>> Begin
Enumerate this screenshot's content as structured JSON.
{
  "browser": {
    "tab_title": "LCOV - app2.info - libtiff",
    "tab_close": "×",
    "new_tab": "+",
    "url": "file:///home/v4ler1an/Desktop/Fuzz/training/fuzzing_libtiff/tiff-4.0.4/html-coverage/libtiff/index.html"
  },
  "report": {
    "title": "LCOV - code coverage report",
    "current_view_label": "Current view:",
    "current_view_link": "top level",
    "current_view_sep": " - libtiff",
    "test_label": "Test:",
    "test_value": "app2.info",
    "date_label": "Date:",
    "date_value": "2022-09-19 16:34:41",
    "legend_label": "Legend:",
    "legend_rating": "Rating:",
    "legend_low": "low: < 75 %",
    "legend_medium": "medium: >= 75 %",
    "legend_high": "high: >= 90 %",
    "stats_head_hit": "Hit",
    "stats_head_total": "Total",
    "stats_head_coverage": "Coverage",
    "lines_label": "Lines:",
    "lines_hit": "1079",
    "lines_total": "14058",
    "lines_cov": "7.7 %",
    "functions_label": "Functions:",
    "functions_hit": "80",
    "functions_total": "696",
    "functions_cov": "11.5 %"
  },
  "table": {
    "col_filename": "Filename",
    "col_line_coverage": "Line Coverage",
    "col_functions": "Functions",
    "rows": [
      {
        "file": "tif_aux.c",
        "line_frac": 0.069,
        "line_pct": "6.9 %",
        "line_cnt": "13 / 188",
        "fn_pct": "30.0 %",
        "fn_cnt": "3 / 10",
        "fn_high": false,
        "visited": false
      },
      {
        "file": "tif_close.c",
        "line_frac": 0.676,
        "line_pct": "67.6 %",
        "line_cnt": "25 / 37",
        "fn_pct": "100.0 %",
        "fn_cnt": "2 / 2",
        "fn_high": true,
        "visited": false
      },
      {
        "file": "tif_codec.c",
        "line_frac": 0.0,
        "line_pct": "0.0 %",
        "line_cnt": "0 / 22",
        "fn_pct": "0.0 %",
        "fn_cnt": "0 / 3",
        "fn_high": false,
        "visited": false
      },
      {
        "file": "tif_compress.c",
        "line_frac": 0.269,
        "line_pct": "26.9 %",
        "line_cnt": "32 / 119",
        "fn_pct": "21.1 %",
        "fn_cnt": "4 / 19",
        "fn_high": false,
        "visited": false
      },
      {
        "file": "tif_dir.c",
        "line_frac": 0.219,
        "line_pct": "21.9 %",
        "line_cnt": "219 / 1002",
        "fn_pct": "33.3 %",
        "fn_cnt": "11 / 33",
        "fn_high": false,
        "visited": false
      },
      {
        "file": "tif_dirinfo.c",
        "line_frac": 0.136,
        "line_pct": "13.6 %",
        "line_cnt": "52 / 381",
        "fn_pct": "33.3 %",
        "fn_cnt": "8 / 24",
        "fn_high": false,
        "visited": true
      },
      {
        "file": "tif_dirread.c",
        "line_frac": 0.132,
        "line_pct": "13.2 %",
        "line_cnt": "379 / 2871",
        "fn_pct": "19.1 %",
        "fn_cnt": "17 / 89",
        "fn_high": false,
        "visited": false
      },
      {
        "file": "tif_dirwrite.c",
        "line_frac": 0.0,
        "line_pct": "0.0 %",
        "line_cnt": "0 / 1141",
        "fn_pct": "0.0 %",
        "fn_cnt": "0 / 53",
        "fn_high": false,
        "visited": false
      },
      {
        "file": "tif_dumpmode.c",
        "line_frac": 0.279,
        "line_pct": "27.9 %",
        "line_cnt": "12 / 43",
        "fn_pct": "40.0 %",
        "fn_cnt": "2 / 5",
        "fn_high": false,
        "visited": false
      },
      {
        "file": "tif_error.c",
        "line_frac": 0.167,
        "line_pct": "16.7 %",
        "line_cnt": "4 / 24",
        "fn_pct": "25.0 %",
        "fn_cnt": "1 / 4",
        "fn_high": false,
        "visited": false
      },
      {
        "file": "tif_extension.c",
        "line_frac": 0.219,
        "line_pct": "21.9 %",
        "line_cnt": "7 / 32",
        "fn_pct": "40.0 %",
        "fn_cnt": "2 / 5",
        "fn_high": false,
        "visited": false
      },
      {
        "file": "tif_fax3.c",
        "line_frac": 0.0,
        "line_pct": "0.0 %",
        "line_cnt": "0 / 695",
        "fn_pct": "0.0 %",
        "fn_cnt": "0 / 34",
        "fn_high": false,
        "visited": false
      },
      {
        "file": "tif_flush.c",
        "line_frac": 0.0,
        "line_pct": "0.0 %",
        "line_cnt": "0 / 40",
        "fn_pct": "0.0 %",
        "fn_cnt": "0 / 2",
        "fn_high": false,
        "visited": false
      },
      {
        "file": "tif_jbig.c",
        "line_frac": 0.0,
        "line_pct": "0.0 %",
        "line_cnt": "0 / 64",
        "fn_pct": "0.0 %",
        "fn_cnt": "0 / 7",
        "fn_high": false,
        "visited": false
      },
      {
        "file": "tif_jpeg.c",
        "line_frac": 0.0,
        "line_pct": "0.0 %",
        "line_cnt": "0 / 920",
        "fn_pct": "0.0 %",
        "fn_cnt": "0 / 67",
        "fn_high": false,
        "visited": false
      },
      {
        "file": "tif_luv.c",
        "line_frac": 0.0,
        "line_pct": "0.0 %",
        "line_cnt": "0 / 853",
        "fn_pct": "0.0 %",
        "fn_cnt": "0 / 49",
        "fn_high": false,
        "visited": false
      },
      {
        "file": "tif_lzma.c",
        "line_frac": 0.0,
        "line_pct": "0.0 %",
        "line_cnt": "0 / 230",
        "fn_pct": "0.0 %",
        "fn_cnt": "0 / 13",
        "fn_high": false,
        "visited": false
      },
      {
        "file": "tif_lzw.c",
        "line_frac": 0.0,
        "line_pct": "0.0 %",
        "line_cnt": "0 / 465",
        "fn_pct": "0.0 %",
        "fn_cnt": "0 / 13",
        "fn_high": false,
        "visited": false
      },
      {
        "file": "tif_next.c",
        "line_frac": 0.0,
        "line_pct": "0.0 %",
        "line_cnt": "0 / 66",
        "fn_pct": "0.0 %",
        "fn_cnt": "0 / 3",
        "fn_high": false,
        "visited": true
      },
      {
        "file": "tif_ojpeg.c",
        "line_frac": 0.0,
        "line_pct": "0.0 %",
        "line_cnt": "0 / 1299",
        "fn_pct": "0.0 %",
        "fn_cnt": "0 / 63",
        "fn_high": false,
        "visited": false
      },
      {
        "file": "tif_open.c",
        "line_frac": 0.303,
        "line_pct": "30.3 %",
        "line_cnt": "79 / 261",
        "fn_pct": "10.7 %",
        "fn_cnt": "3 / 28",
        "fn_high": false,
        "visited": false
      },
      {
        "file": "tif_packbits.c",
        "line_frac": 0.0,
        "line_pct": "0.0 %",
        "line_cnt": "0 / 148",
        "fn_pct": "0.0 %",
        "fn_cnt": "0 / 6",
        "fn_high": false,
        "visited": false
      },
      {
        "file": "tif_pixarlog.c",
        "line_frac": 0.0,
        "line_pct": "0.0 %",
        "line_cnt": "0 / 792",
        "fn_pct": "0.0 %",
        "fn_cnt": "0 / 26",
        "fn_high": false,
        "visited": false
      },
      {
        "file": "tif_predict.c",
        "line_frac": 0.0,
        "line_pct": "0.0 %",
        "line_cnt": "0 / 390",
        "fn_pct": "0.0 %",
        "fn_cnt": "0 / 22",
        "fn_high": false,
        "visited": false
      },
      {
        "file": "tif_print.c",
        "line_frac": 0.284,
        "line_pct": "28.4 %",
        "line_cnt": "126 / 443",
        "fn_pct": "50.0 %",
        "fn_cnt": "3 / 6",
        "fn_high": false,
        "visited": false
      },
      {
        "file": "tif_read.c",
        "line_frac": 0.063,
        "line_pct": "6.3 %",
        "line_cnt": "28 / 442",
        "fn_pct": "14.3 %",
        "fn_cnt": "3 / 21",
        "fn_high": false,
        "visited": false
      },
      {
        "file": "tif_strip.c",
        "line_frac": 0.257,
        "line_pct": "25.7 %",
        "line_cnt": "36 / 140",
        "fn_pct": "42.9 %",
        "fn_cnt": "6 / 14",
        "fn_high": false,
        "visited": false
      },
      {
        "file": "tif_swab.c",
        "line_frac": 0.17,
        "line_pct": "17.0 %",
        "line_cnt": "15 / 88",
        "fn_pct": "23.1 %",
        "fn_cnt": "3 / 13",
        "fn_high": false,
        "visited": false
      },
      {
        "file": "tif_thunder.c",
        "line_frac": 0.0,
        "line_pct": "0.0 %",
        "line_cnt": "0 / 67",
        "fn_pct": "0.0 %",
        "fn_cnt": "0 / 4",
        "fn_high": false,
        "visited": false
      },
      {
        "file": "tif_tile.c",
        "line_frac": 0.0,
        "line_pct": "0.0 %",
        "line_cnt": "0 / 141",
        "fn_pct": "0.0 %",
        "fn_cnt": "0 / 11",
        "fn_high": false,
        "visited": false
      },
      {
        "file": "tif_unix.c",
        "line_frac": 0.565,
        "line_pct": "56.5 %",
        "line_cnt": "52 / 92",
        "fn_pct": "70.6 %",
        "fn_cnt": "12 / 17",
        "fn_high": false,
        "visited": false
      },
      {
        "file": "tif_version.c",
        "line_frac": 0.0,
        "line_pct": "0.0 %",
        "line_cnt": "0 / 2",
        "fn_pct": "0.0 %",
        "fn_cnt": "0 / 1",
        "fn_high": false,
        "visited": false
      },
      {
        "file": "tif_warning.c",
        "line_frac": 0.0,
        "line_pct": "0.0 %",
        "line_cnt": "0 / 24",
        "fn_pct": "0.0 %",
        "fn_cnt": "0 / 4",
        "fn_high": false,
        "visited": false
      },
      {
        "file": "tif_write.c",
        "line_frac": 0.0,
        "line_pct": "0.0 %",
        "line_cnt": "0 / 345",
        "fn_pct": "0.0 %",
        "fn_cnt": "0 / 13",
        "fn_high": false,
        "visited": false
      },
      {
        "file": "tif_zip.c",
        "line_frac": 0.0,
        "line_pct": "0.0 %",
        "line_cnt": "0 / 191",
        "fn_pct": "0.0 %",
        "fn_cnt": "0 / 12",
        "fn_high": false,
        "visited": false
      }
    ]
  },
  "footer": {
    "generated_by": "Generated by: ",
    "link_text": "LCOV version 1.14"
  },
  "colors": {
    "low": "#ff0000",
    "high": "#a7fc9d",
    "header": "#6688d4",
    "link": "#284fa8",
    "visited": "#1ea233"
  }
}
>> End
◆ AIM
Pick out and copy the lines of the entries that hold the string "report".

◆ PROBLEM SOLUTION
  "report": {
    "title": "LCOV - code coverage report",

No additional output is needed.